» **Dataset entries**
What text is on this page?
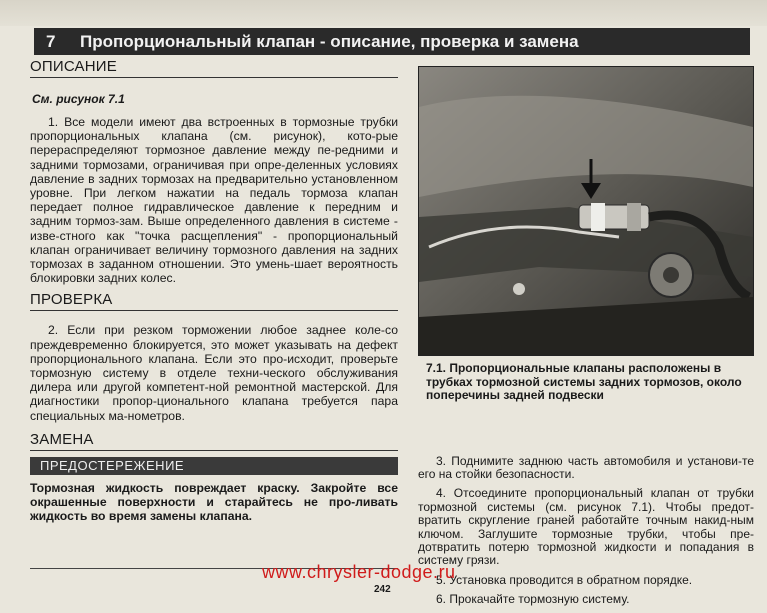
7 Пропорциональный клапан - описание, проверка и замена
ОПИСАНИЕ
См. рисунок 7.1

1. Все модели имеют два встроенных в тормозные трубки пропорциональных клапана (см. рисунок), кото-рые перераспределяют тормозное давление между пе-редними и задними тормозами, ограничивая при опре-деленных условиях давление в задних тормозах на предварительно установленном уровне. При легком нажатии на педаль тормоза клапан передает полное гидравлическое давление к передним и задним тормоз-зам. Выше определенного давления в системе - изве-стного как "точка расщепления" - пропорциональный клапан ограничивает величину тормозного давления на задних тормозах в заданном отношении. Это умень-шает вероятность блокировки задних колес.

ПРОВЕРКА

2. Если при резком торможении любое заднее коле-со преждевременно блокируется, это может указывать на дефект пропорционального клапана. Если это про-исходит, проверьте тормозную систему в отделе техни-ческого обслуживания дилера или другой компетент-ной ремонтной мастерской. Для диагностики пропор-ционального клапана требуется пара специальных ма-нометров.

ЗАМЕНА
ПРЕДОСТЕРЕЖЕНИЕ

Тормозная жидкость повреждает краску. Закройте все окрашенные поверхности и старайтесь не про-ливать жидкость во время замены клапана.

7.1. Пропорциональные клапаны расположены в трубках тормозной системы задних тормозов, около поперечины задней подвески

3. Поднимите заднюю часть автомобиля и установи-те его на стойки безопасности.

4. Отсоедините пропорциональный клапан от трубки тормозной системы (см. рисунок 7.1). Чтобы предот-вратить скругление граней работайте точным накид-ным ключом. Заглушите тормозные трубки, чтобы пре-дотвратить потерю тормозной жидкости и попадания в систему грязи.

5. Установка проводится в обратном порядке.

6. Прокачайте тормозную систему.

www.chrysler-dodge.ru
242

» **Set problem**
Within the data above, pick out all lines holding the word "системы".

» **Solution**
7.1. Пропорциональные клапаны расположены в трубках тормозной системы задних тормозов, около поперечины задней подвески
4. Отсоедините пропорциональный клапан от трубки тормозной системы (см. рисунок 7.1). Чтобы предот-вратить скругление граней работайте точным накид-ным ключом. Заглушите тормозные трубки, чтобы пре-дотвратить потерю тормозной жидкости и попадания в систему грязи.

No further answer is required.